* **GIVEN REQUEST**: Reproduce the data that follows in its entirety, character for character.

* **DATASET EXTRACT**:
■ ■ ■ ■ ■

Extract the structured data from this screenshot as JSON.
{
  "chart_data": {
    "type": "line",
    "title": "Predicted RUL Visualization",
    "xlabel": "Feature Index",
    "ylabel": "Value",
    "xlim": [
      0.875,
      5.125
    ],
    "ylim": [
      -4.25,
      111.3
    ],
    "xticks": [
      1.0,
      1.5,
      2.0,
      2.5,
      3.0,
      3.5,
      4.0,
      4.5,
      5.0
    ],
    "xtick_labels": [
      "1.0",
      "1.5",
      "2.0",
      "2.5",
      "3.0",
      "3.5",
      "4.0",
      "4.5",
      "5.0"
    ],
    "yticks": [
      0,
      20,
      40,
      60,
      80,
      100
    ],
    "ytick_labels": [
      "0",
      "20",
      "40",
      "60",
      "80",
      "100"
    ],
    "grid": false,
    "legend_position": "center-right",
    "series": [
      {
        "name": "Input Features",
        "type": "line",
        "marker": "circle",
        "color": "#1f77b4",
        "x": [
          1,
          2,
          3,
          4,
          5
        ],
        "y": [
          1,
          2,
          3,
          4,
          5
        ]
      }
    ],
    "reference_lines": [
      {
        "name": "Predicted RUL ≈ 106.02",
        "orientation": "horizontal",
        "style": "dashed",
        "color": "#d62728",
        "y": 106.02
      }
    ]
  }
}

■ ■ ■ ■ ■

* **WRITTEN ANSWER**:
Extract the structured data from this screenshot as JSON.
{
  "chart_data": {
    "type": "line",
    "title": "Predicted RUL Visualization",
    "xlabel": "Feature Index",
    "ylabel": "Value",
    "xlim": [
      0.875,
      5.125
    ],
    "ylim": [
      -4.25,
      111.3
    ],
    "xticks": [
      1.0,
      1.5,
      2.0,
      2.5,
      3.0,
      3.5,
      4.0,
      4.5,
      5.0
    ],
    "xtick_labels": [
      "1.0",
      "1.5",
      "2.0",
      "2.5",
      "3.0",
      "3.5",
      "4.0",
      "4.5",
      "5.0"
    ],
    "yticks": [
      0,
      20,
      40,
      60,
      80,
      100
    ],
    "ytick_labels": [
      "0",
      "20",
      "40",
      "60",
      "80",
      "100"
    ],
    "grid": false,
    "legend_position": "center-right",
    "series": [
      {
        "name": "Input Features",
        "type": "line",
        "marker": "circle",
        "color": "#1f77b4",
        "x": [
          1,
          2,
          3,
          4,
          5
        ],
        "y": [
          1,
          2,
          3,
          4,
          5
        ]
      }
    ],
    "reference_lines": [
      {
        "name": "Predicted RUL ≈ 106.02",
        "orientation": "horizontal",
        "style": "dashed",
        "color": "#d62728",
        "y": 106.02
      }
    ]
  }
}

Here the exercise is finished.